PROBLEM DETAILS: Transcribe the listing exactly, leaving out every picture.

RECORDS FOR THIS TASK:
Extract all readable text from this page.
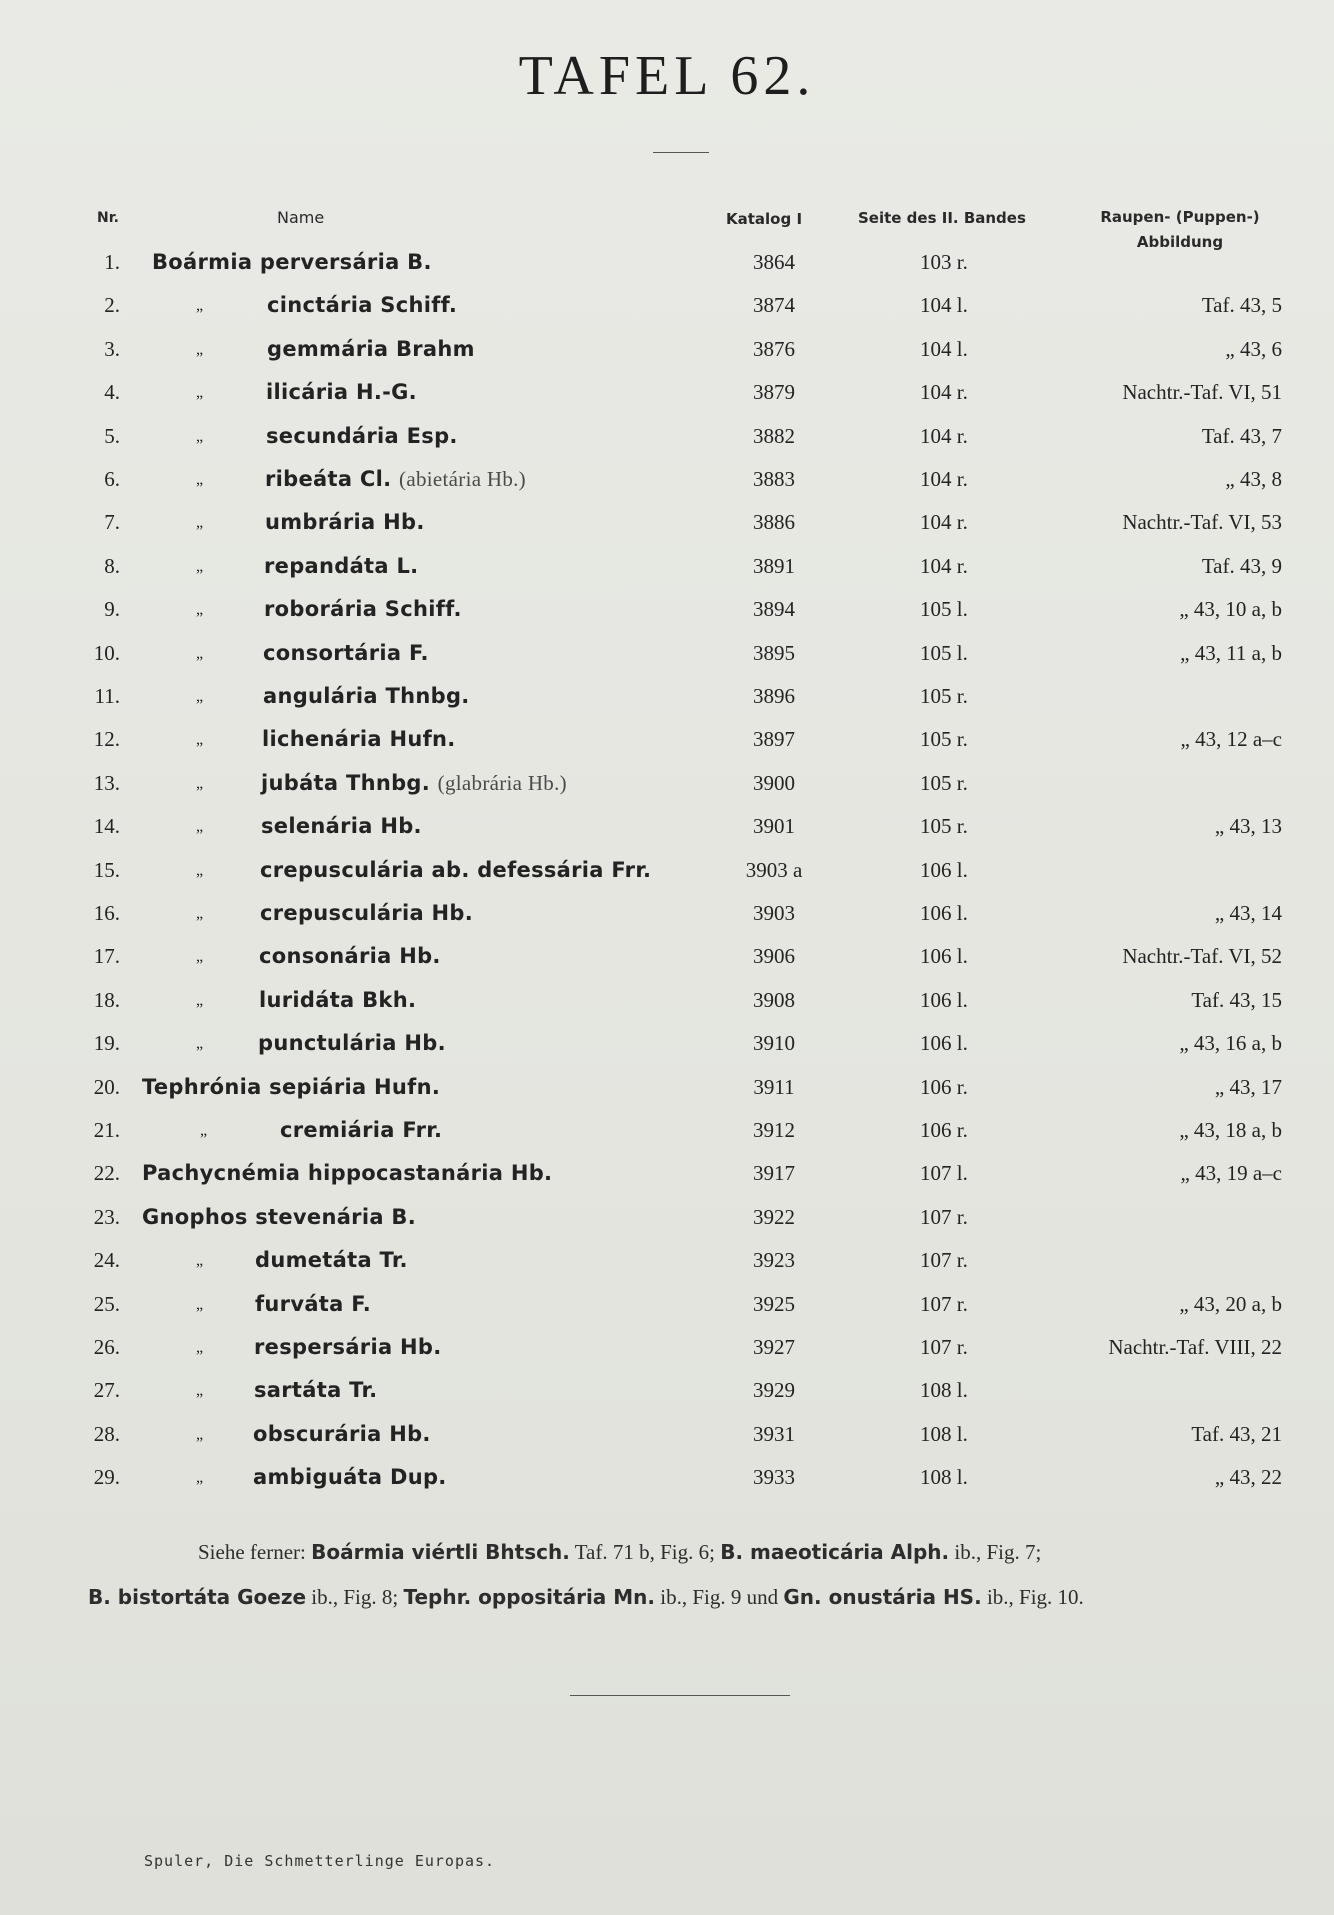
TAFEL 62.
Nr.	Name	Katalog I	Seite des II. Bandes	Raupen- (Puppen-)
Abbildung
1. Boármia perversária B.	3864	103 r.
2.	„	cinctária Schiff.	3874	104 l.	Taf. 43, 5
3.	„	gemmária Brahm	3876	104 l.	„ 43, 6
4.	„	ilicária H.-G.	3879	104 r.	Nachtr.-Taf. VI, 51
5.	„	secundária Esp.	3882	104 r.	Taf. 43, 7
6.	„	ribeáta Cl. (abietária Hb.)	3883	104 r.	„ 43, 8
7.	„	umbrária Hb.	3886	104 r.	Nachtr.-Taf. VI, 53
8.	„	repandáta L.	3891	104 r.	Taf. 43, 9
9.	„	roborária Schiff.	3894	105 l.	„ 43, 10 a, b
10.	„	consortária F.	3895	105 l.	„ 43, 11 a, b
11.	„	angulária Thnbg.	3896	105 r.
12.	„	lichenária Hufn.	3897	105 r.	„ 43, 12 a–c
13.	„	jubáta Thnbg. (glabrária Hb.)	3900	105 r.
14.	„	selenária Hb.	3901	105 r.	„ 43, 13
15.	„	crepusculária ab. defessária Frr.	3903 a	106 l.
16.	„	crepusculária Hb.	3903	106 l.	„ 43, 14
17.	„	consonária Hb.	3906	106 l.	Nachtr.-Taf. VI, 52
18.	„	luridáta Bkh.	3908	106 l.	Taf. 43, 15
19.	„	punctulária Hb.	3910	106 l.	„ 43, 16 a, b
20. Tephrónia sepiária Hufn.	3911	106 r.	„ 43, 17
21.	„	cremiária Frr.	3912	106 r.	„ 43, 18 a, b
22. Pachycnémia hippocastanária Hb.	3917	107 l.	„ 43, 19 a–c
23. Gnophos stevenária B.	3922	107 r.
24.	„ dumetáta Tr.	3923	107 r.
25.	„ furváta F.	3925	107 r.	„ 43, 20 a, b
26.	„ respersária Hb.	3927	107 r.	Nachtr.-Taf. VIII, 22
27.	„ sartáta Tr.	3929	108 l.
28.	„ obscurária Hb.	3931	108 l.	Taf. 43, 21
29.	„ ambiguáta Dup.	3933	108 l.	„ 43, 22
Siehe ferner: Boármia viértli Bhtsch. Taf. 71 b, Fig. 6; B. maeoticária Alph. ib., Fig. 7;
B. bistortáta Goeze ib., Fig. 8; Tephr. oppositária Mn. ib., Fig. 9 und Gn. onustária HS. ib., Fig. 10.
Spuler, Die Schmetterlinge Europas.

WRITTEN RESPONSE:
Extract all readable text from this page.
TAFEL 62.
Nr.	Name	Katalog I	Seite des II. Bandes	Raupen- (Puppen-)
Abbildung
1. Boármia perversária B.	3864	103 r.
2.	„	cinctária Schiff.	3874	104 l.	Taf. 43, 5
3.	„	gemmária Brahm	3876	104 l.	„ 43, 6
4.	„	ilicária H.-G.	3879	104 r.	Nachtr.-Taf. VI, 51
5.	„	secundária Esp.	3882	104 r.	Taf. 43, 7
6.	„	ribeáta Cl. (abietária Hb.)	3883	104 r.	„ 43, 8
7.	„	umbrária Hb.	3886	104 r.	Nachtr.-Taf. VI, 53
8.	„	repandáta L.	3891	104 r.	Taf. 43, 9
9.	„	roborária Schiff.	3894	105 l.	„ 43, 10 a, b
10.	„	consortária F.	3895	105 l.	„ 43, 11 a, b
11.	„	angulária Thnbg.	3896	105 r.
12.	„	lichenária Hufn.	3897	105 r.	„ 43, 12 a–c
13.	„	jubáta Thnbg. (glabrária Hb.)	3900	105 r.
14.	„	selenária Hb.	3901	105 r.	„ 43, 13
15.	„	crepusculária ab. defessária Frr.	3903 a	106 l.
16.	„	crepusculária Hb.	3903	106 l.	„ 43, 14
17.	„	consonária Hb.	3906	106 l.	Nachtr.-Taf. VI, 52
18.	„	luridáta Bkh.	3908	106 l.	Taf. 43, 15
19.	„	punctulária Hb.	3910	106 l.	„ 43, 16 a, b
20. Tephrónia sepiária Hufn.	3911	106 r.	„ 43, 17
21.	„	cremiária Frr.	3912	106 r.	„ 43, 18 a, b
22. Pachycnémia hippocastanária Hb.	3917	107 l.	„ 43, 19 a–c
23. Gnophos stevenária B.	3922	107 r.
24.	„ dumetáta Tr.	3923	107 r.
25.	„ furváta F.	3925	107 r.	„ 43, 20 a, b
26.	„ respersária Hb.	3927	107 r.	Nachtr.-Taf. VIII, 22
27.	„ sartáta Tr.	3929	108 l.
28.	„ obscurária Hb.	3931	108 l.	Taf. 43, 21
29.	„ ambiguáta Dup.	3933	108 l.	„ 43, 22
Siehe ferner: Boármia viértli Bhtsch. Taf. 71 b, Fig. 6; B. maeoticária Alph. ib., Fig. 7;
B. bistortáta Goeze ib., Fig. 8; Tephr. oppositária Mn. ib., Fig. 9 und Gn. onustária HS. ib., Fig. 10.
Spuler, Die Schmetterlinge Europas.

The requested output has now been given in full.